-- start of Records shown --
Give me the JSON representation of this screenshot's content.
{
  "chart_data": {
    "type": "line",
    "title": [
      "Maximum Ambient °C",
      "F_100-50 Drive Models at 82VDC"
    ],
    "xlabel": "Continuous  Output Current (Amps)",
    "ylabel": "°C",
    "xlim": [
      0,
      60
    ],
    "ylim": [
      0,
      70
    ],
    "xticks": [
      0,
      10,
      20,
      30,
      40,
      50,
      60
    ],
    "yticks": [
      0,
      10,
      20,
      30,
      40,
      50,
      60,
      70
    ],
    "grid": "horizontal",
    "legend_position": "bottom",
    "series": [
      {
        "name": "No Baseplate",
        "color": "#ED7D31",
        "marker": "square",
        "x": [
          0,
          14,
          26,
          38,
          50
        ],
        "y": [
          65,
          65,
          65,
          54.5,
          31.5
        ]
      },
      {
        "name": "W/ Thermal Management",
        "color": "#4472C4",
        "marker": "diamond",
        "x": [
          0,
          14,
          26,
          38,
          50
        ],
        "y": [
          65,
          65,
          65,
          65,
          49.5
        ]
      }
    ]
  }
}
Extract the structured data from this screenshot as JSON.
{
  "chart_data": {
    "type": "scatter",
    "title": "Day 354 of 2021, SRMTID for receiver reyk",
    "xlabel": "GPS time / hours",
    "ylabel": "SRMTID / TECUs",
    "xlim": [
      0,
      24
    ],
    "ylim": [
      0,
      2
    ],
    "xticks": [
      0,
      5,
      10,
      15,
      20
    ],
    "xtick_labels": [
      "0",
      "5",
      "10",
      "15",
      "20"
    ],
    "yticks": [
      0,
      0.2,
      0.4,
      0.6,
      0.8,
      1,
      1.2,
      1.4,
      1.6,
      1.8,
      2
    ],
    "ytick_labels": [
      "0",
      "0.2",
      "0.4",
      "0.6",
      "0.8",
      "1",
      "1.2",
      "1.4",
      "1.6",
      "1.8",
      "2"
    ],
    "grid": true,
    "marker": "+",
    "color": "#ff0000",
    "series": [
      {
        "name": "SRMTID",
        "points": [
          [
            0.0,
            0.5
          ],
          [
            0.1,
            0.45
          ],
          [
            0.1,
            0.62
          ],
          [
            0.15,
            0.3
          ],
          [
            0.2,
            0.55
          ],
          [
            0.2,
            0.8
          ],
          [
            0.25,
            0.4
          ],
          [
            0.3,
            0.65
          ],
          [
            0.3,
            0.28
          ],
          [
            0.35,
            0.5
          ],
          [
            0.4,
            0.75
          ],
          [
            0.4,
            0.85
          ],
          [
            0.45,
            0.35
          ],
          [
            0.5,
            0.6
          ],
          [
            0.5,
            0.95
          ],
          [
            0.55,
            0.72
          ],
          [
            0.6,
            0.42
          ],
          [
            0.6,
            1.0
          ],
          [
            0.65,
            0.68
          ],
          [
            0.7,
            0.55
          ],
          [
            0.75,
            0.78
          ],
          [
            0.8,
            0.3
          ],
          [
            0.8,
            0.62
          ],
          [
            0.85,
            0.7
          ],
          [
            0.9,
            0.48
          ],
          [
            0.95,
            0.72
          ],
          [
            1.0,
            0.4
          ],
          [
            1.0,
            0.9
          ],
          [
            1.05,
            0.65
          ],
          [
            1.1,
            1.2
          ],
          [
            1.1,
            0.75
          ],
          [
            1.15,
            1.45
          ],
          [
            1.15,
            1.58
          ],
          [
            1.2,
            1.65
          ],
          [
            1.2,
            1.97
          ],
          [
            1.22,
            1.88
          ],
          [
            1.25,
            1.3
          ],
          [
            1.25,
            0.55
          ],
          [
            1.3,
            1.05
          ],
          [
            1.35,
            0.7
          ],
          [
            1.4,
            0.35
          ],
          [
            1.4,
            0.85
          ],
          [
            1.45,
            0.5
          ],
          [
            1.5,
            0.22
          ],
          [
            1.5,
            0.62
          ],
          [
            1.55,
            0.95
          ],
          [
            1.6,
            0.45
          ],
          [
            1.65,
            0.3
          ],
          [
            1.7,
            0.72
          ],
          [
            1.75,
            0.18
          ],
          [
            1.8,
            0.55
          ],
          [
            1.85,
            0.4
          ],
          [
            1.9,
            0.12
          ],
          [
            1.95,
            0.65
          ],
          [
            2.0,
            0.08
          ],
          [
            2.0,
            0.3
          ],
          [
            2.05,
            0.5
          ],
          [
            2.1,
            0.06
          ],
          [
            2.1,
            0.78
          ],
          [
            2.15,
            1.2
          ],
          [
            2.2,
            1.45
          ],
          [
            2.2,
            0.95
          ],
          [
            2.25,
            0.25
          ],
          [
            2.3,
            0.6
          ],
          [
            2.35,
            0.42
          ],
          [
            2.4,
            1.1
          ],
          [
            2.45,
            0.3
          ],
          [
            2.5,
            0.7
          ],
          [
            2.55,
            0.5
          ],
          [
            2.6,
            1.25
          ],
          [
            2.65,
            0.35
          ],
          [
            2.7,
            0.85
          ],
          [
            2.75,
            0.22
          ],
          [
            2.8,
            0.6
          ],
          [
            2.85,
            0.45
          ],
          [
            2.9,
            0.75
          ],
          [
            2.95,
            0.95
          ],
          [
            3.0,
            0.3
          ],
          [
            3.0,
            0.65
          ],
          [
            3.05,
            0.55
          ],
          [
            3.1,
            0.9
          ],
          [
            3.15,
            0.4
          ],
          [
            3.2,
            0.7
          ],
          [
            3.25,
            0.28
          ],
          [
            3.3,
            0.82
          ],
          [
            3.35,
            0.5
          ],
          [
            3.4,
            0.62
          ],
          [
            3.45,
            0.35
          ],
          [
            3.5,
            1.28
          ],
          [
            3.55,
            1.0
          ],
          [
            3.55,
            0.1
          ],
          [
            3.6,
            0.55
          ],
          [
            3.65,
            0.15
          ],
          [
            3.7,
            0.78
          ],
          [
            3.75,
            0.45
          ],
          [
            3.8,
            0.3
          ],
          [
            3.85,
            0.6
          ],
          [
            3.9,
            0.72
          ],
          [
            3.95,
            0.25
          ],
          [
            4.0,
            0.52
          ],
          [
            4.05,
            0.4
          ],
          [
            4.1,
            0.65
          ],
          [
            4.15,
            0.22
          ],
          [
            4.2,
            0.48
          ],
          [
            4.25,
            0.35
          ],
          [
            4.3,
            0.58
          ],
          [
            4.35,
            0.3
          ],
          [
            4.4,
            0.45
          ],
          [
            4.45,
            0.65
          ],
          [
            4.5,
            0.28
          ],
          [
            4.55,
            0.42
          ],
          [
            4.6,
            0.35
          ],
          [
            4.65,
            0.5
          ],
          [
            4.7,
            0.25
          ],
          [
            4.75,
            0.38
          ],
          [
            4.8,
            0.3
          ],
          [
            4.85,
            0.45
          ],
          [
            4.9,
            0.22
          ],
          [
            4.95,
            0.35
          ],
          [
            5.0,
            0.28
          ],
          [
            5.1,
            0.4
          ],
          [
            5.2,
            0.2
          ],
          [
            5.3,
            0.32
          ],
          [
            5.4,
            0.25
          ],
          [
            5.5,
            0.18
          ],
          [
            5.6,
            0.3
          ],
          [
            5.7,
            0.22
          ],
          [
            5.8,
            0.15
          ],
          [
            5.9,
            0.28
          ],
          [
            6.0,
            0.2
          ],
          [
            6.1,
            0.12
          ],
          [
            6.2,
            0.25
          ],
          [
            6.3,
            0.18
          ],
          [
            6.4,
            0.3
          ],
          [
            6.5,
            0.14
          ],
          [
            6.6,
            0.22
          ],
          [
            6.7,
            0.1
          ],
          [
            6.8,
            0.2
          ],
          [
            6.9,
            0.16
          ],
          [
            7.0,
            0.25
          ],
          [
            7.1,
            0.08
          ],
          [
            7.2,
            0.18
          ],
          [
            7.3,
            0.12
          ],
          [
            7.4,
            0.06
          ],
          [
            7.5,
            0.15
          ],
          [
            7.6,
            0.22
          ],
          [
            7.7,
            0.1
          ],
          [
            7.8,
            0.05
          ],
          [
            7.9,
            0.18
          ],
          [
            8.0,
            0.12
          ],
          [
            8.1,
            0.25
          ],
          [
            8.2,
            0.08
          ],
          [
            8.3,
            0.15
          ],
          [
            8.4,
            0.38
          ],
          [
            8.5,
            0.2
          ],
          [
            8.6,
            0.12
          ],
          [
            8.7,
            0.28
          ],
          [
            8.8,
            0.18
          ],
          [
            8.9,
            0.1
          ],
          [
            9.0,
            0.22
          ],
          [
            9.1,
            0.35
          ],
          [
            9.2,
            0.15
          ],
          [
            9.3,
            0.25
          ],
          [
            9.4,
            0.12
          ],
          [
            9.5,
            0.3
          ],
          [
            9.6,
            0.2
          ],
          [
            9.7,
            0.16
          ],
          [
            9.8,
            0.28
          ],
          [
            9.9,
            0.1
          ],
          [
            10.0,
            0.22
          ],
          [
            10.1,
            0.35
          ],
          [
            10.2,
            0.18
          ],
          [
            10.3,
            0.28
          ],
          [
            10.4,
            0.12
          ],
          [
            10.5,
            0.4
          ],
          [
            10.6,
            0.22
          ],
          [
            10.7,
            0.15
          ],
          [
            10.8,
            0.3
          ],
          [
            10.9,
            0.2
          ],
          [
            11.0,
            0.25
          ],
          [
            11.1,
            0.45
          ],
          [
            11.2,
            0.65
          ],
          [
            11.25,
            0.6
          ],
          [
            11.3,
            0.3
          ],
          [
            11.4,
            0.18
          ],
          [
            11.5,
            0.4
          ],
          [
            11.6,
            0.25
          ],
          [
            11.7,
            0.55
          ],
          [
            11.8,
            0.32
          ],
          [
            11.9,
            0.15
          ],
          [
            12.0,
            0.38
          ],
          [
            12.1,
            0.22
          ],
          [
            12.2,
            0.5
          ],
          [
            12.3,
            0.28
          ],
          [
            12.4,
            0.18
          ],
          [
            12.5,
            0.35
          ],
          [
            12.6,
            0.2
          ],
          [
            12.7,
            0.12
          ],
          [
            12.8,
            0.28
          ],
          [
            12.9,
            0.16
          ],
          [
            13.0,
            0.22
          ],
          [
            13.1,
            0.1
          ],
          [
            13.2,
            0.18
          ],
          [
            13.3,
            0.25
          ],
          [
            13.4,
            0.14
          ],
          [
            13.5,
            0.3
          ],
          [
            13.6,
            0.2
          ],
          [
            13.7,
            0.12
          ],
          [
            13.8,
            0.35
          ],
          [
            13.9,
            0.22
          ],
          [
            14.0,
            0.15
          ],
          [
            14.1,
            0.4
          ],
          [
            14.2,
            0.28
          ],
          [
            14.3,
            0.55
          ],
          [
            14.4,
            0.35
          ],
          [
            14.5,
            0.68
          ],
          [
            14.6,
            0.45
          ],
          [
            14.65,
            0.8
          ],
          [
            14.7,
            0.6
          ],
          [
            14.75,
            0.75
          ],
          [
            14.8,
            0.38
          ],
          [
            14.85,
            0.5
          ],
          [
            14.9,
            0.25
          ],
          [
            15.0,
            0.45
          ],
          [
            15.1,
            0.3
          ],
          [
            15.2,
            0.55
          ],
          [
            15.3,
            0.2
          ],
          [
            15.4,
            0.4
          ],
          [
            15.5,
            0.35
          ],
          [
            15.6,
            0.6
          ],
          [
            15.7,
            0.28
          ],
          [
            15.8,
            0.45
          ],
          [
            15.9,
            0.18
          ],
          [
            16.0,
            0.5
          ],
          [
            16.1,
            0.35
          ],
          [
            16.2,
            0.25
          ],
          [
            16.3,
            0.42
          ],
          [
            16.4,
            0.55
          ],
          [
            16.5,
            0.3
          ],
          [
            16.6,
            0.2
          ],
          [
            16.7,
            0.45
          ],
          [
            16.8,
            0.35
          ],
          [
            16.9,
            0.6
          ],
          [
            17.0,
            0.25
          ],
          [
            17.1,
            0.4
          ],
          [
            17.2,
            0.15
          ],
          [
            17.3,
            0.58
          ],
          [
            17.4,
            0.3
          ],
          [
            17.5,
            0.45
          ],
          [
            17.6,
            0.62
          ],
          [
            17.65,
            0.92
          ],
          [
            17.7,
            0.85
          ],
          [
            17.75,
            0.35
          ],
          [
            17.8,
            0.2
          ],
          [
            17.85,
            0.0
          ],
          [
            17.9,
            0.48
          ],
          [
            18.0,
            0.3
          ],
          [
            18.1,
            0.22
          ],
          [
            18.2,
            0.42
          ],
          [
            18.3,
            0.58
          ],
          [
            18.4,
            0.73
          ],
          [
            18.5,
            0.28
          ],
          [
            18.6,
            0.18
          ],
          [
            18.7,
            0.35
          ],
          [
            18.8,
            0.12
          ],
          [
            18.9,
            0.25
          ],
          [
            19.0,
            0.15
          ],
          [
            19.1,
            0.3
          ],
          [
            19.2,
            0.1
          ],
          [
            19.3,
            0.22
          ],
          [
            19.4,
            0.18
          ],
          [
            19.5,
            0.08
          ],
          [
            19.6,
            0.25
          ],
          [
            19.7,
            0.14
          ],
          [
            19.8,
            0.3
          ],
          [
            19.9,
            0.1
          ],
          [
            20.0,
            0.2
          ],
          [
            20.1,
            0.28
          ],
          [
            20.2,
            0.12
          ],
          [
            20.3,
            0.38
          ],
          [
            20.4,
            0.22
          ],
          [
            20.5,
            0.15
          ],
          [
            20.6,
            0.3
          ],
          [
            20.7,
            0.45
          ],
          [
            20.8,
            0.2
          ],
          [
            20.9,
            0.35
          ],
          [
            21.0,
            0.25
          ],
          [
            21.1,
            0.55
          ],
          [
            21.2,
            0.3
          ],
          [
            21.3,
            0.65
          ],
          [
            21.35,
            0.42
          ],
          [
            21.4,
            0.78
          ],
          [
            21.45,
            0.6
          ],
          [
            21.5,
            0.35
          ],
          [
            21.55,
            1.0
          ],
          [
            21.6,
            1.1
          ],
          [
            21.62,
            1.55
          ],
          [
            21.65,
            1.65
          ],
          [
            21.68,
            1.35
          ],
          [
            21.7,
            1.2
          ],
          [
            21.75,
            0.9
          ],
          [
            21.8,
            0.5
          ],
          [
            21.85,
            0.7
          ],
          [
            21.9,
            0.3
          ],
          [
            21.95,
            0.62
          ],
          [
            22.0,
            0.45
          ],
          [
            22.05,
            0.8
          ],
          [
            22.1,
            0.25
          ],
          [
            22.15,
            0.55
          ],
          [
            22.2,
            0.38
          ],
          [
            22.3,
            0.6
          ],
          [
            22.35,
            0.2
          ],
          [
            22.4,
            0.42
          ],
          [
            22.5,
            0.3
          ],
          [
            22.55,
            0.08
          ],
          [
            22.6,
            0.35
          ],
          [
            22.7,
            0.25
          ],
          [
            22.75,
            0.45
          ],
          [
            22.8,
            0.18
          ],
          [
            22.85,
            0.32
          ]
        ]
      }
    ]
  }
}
-- end of Records shown --
◆ Your goal
Return all lines containing the word "xlabel".

◆ Problem solution
    "xlabel": "Continuous  Output Current (Amps)",
    "xlabel": "GPS time / hours",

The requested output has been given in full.